Dataset rows
--- begin ---

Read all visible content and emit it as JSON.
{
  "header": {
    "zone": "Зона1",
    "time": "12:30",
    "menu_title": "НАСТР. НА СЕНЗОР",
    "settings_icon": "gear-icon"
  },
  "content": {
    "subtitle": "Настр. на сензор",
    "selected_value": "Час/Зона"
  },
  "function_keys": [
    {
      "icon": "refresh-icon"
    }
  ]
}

--- end ---
--- begin ---

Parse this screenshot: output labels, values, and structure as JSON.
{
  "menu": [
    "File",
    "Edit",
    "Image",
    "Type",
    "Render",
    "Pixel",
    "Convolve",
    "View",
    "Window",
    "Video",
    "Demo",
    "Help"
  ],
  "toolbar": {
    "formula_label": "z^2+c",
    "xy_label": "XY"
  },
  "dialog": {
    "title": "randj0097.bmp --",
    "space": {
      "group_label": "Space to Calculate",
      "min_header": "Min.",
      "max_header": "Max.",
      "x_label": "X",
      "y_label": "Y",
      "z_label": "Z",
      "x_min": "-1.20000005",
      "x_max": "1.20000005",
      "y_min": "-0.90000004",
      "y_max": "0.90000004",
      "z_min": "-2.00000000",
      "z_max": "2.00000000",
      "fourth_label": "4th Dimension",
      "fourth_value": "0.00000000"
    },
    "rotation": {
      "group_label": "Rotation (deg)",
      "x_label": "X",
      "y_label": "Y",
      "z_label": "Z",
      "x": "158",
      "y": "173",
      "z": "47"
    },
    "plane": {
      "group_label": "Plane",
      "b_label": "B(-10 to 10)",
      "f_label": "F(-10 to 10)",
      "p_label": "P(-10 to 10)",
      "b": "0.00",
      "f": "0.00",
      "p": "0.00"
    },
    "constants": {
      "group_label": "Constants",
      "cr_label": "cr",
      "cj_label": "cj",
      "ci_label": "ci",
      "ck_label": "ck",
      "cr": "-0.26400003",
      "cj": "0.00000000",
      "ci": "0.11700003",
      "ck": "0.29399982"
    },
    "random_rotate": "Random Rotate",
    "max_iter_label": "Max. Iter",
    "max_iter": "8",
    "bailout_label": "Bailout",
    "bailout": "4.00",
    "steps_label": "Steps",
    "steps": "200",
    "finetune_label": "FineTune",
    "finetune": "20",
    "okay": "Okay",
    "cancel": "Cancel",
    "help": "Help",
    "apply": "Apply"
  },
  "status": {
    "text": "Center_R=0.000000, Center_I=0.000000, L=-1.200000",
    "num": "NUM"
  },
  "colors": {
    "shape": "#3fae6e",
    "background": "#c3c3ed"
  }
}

--- end ---

Looking at the records above, tally the lines holding "icon" and reply with that number only.

Answer to the exercise
2